What the task asks: The entries below should be output exactly as written.

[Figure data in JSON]

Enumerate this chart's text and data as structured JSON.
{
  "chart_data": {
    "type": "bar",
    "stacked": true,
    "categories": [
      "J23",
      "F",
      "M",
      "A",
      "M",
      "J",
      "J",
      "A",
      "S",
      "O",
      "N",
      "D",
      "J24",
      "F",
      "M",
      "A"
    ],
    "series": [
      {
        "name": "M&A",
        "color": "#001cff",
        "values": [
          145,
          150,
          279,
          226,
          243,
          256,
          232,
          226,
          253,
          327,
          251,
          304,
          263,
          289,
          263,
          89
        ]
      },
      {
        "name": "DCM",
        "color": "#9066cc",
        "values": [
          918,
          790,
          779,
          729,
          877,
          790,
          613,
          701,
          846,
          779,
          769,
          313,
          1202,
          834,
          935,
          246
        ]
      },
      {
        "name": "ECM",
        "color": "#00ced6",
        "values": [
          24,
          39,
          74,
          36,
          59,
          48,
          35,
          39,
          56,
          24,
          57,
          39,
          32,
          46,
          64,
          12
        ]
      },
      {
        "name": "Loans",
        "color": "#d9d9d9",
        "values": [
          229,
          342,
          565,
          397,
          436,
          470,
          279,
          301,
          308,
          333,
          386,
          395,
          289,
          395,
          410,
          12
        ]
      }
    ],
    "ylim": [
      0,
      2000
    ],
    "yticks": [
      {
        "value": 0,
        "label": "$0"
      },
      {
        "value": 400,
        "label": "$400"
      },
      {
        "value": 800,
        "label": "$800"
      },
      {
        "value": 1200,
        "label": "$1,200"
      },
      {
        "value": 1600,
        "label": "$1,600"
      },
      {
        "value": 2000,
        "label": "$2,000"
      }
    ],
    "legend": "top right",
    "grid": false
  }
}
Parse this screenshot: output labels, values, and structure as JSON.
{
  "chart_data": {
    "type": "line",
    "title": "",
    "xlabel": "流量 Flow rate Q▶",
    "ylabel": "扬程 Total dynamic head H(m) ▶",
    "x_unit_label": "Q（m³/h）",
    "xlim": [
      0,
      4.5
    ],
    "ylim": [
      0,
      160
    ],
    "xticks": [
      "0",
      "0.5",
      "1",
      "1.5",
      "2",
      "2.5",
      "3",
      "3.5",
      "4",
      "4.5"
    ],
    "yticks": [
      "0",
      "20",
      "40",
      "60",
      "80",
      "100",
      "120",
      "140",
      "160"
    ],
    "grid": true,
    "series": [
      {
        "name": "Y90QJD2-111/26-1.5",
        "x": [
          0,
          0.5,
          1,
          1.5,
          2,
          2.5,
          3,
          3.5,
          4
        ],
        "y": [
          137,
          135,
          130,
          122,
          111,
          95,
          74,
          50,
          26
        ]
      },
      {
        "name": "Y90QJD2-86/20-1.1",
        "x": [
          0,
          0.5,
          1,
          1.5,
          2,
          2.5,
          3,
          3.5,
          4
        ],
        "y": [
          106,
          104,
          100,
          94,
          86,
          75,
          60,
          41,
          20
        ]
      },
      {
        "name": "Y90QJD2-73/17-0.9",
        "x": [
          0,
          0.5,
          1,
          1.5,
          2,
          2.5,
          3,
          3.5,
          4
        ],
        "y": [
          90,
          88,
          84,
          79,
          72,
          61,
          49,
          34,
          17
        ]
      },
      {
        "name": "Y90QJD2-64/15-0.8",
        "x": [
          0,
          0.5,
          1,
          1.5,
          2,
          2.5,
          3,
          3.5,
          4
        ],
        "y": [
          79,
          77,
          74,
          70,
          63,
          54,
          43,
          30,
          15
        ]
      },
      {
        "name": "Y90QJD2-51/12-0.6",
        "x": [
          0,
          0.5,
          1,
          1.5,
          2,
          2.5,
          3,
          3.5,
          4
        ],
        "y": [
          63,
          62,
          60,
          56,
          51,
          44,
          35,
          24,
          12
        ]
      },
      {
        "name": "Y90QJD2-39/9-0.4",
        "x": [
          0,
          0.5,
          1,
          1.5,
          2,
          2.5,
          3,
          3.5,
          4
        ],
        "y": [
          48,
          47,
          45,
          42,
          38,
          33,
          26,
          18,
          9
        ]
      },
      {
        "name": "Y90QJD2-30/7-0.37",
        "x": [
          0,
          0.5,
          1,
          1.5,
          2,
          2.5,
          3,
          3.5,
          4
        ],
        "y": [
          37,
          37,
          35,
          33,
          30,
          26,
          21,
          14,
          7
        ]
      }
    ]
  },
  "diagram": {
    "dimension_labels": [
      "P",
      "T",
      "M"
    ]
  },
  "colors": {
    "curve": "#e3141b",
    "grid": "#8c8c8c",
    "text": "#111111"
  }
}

Task result:
Enumerate this chart's text and data as structured JSON.
{
  "chart_data": {
    "type": "bar",
    "stacked": true,
    "categories": [
      "J23",
      "F",
      "M",
      "A",
      "M",
      "J",
      "J",
      "A",
      "S",
      "O",
      "N",
      "D",
      "J24",
      "F",
      "M",
      "A"
    ],
    "series": [
      {
        "name": "M&A",
        "color": "#001cff",
        "values": [
          145,
          150,
          279,
          226,
          243,
          256,
          232,
          226,
          253,
          327,
          251,
          304,
          263,
          289,
          263,
          89
        ]
      },
      {
        "name": "DCM",
        "color": "#9066cc",
        "values": [
          918,
          790,
          779,
          729,
          877,
          790,
          613,
          701,
          846,
          779,
          769,
          313,
          1202,
          834,
          935,
          246
        ]
      },
      {
        "name": "ECM",
        "color": "#00ced6",
        "values": [
          24,
          39,
          74,
          36,
          59,
          48,
          35,
          39,
          56,
          24,
          57,
          39,
          32,
          46,
          64,
          12
        ]
      },
      {
        "name": "Loans",
        "color": "#d9d9d9",
        "values": [
          229,
          342,
          565,
          397,
          436,
          470,
          279,
          301,
          308,
          333,
          386,
          395,
          289,
          395,
          410,
          12
        ]
      }
    ],
    "ylim": [
      0,
      2000
    ],
    "yticks": [
      {
        "value": 0,
        "label": "$0"
      },
      {
        "value": 400,
        "label": "$400"
      },
      {
        "value": 800,
        "label": "$800"
      },
      {
        "value": 1200,
        "label": "$1,200"
      },
      {
        "value": 1600,
        "label": "$1,600"
      },
      {
        "value": 2000,
        "label": "$2,000"
      }
    ],
    "legend": "top right",
    "grid": false
  }
}
Parse this screenshot: output labels, values, and structure as JSON.
{
  "chart_data": {
    "type": "line",
    "title": "",
    "xlabel": "流量 Flow rate Q▶",
    "ylabel": "扬程 Total dynamic head H(m) ▶",
    "x_unit_label": "Q（m³/h）",
    "xlim": [
      0,
      4.5
    ],
    "ylim": [
      0,
      160
    ],
    "xticks": [
      "0",
      "0.5",
      "1",
      "1.5",
      "2",
      "2.5",
      "3",
      "3.5",
      "4",
      "4.5"
    ],
    "yticks": [
      "0",
      "20",
      "40",
      "60",
      "80",
      "100",
      "120",
      "140",
      "160"
    ],
    "grid": true,
    "series": [
      {
        "name": "Y90QJD2-111/26-1.5",
        "x": [
          0,
          0.5,
          1,
          1.5,
          2,
          2.5,
          3,
          3.5,
          4
        ],
        "y": [
          137,
          135,
          130,
          122,
          111,
          95,
          74,
          50,
          26
        ]
      },
      {
        "name": "Y90QJD2-86/20-1.1",
        "x": [
          0,
          0.5,
          1,
          1.5,
          2,
          2.5,
          3,
          3.5,
          4
        ],
        "y": [
          106,
          104,
          100,
          94,
          86,
          75,
          60,
          41,
          20
        ]
      },
      {
        "name": "Y90QJD2-73/17-0.9",
        "x": [
          0,
          0.5,
          1,
          1.5,
          2,
          2.5,
          3,
          3.5,
          4
        ],
        "y": [
          90,
          88,
          84,
          79,
          72,
          61,
          49,
          34,
          17
        ]
      },
      {
        "name": "Y90QJD2-64/15-0.8",
        "x": [
          0,
          0.5,
          1,
          1.5,
          2,
          2.5,
          3,
          3.5,
          4
        ],
        "y": [
          79,
          77,
          74,
          70,
          63,
          54,
          43,
          30,
          15
        ]
      },
      {
        "name": "Y90QJD2-51/12-0.6",
        "x": [
          0,
          0.5,
          1,
          1.5,
          2,
          2.5,
          3,
          3.5,
          4
        ],
        "y": [
          63,
          62,
          60,
          56,
          51,
          44,
          35,
          24,
          12
        ]
      },
      {
        "name": "Y90QJD2-39/9-0.4",
        "x": [
          0,
          0.5,
          1,
          1.5,
          2,
          2.5,
          3,
          3.5,
          4
        ],
        "y": [
          48,
          47,
          45,
          42,
          38,
          33,
          26,
          18,
          9
        ]
      },
      {
        "name": "Y90QJD2-30/7-0.37",
        "x": [
          0,
          0.5,
          1,
          1.5,
          2,
          2.5,
          3,
          3.5,
          4
        ],
        "y": [
          37,
          37,
          35,
          33,
          30,
          26,
          21,
          14,
          7
        ]
      }
    ]
  },
  "diagram": {
    "dimension_labels": [
      "P",
      "T",
      "M"
    ]
  },
  "colors": {
    "curve": "#e3141b",
    "grid": "#8c8c8c",
    "text": "#111111"
  }
}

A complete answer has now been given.